(Brief) Set down the material below word for word, excluding the pictures.

-.-.-

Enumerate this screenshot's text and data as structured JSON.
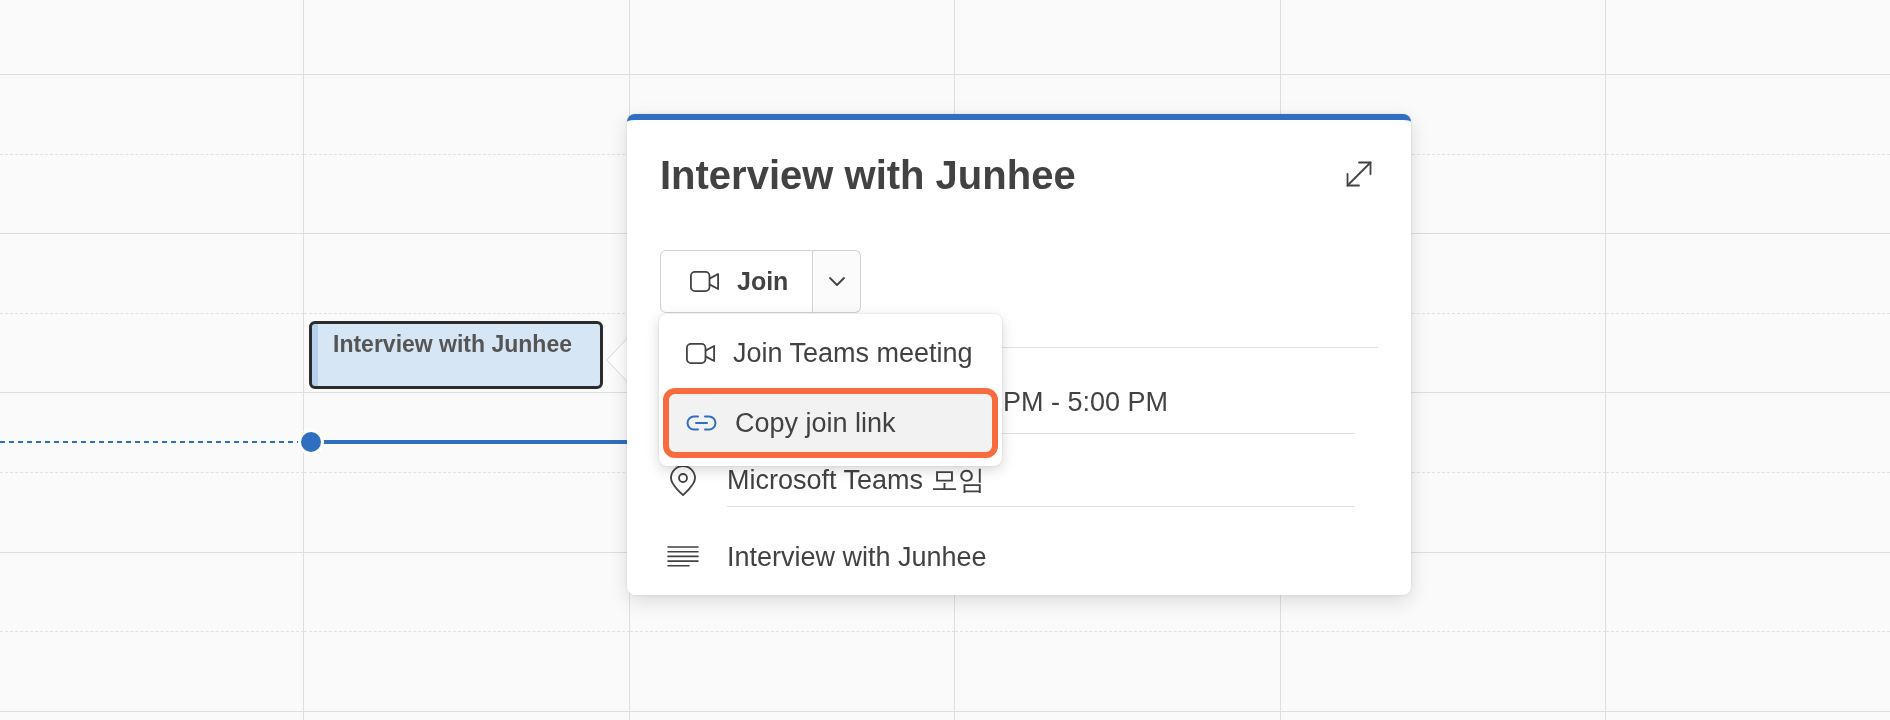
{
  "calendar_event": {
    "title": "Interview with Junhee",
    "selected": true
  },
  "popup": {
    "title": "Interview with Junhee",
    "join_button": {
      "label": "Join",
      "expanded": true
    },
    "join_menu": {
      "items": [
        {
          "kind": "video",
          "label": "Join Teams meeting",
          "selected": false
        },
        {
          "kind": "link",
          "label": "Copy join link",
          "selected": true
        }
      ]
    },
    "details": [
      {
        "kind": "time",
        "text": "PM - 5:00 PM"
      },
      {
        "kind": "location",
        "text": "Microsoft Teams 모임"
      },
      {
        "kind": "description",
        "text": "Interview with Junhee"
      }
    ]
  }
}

-.-.-

(Full response)
Enumerate this screenshot's text and data as structured JSON.
{
  "calendar_event": {
    "title": "Interview with Junhee",
    "selected": true
  },
  "popup": {
    "title": "Interview with Junhee",
    "join_button": {
      "label": "Join",
      "expanded": true
    },
    "join_menu": {
      "items": [
        {
          "kind": "video",
          "label": "Join Teams meeting",
          "selected": false
        },
        {
          "kind": "link",
          "label": "Copy join link",
          "selected": true
        }
      ]
    },
    "details": [
      {
        "kind": "time",
        "text": "PM - 5:00 PM"
      },
      {
        "kind": "location",
        "text": "Microsoft Teams 모임"
      },
      {
        "kind": "description",
        "text": "Interview with Junhee"
      }
    ]
  }
}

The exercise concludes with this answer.